[Begin Input data]
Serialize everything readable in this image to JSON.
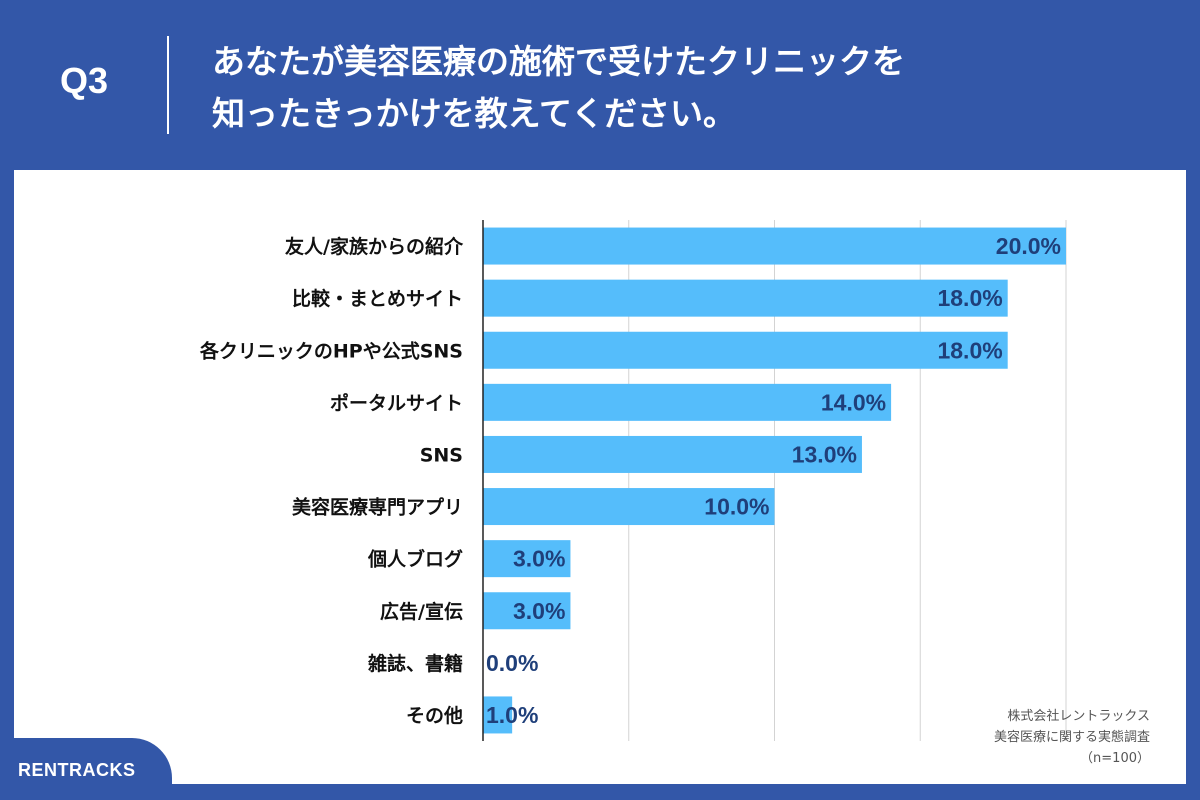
{
  "header": {
    "q_label": "Q3",
    "title_line1": "あなたが美容医療の施術で受けたクリニックを",
    "title_line2": "知ったきっかけを教えてください。"
  },
  "credit": {
    "line1": "株式会社レントラックス",
    "line2": "美容医療に関する実態調査",
    "line3": "（n=100）"
  },
  "brand": "RENTRACKS",
  "colors": {
    "background": "#3357a8",
    "bar": "#55bdfb",
    "value_label": "#1f3f7a",
    "grid": "#d3d3d3"
  },
  "chart_data": {
    "type": "bar",
    "orientation": "horizontal",
    "categories": [
      "友人/家族からの紹介",
      "比較・まとめサイト",
      "各クリニックのHPや公式SNS",
      "ポータルサイト",
      "SNS",
      "美容医療専門アプリ",
      "個人ブログ",
      "広告/宣伝",
      "雑誌、書籍",
      "その他"
    ],
    "values": [
      20.0,
      18.0,
      18.0,
      14.0,
      13.0,
      10.0,
      3.0,
      3.0,
      0.0,
      1.0
    ],
    "value_labels": [
      "20.0%",
      "18.0%",
      "18.0%",
      "14.0%",
      "13.0%",
      "10.0%",
      "3.0%",
      "3.0%",
      "0.0%",
      "1.0%"
    ],
    "xlim": [
      0,
      20
    ],
    "grid": true
  }
}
[End Input data]
> _Task_: Each line in the records above should be reproduced exactly; images are not copied.

> _Output_:
Serialize everything readable in this image to JSON.
{
  "header": {
    "q_label": "Q3",
    "title_line1": "あなたが美容医療の施術で受けたクリニックを",
    "title_line2": "知ったきっかけを教えてください。"
  },
  "credit": {
    "line1": "株式会社レントラックス",
    "line2": "美容医療に関する実態調査",
    "line3": "（n=100）"
  },
  "brand": "RENTRACKS",
  "colors": {
    "background": "#3357a8",
    "bar": "#55bdfb",
    "value_label": "#1f3f7a",
    "grid": "#d3d3d3"
  },
  "chart_data": {
    "type": "bar",
    "orientation": "horizontal",
    "categories": [
      "友人/家族からの紹介",
      "比較・まとめサイト",
      "各クリニックのHPや公式SNS",
      "ポータルサイト",
      "SNS",
      "美容医療専門アプリ",
      "個人ブログ",
      "広告/宣伝",
      "雑誌、書籍",
      "その他"
    ],
    "values": [
      20.0,
      18.0,
      18.0,
      14.0,
      13.0,
      10.0,
      3.0,
      3.0,
      0.0,
      1.0
    ],
    "value_labels": [
      "20.0%",
      "18.0%",
      "18.0%",
      "14.0%",
      "13.0%",
      "10.0%",
      "3.0%",
      "3.0%",
      "0.0%",
      "1.0%"
    ],
    "xlim": [
      0,
      20
    ],
    "grid": true
  }
}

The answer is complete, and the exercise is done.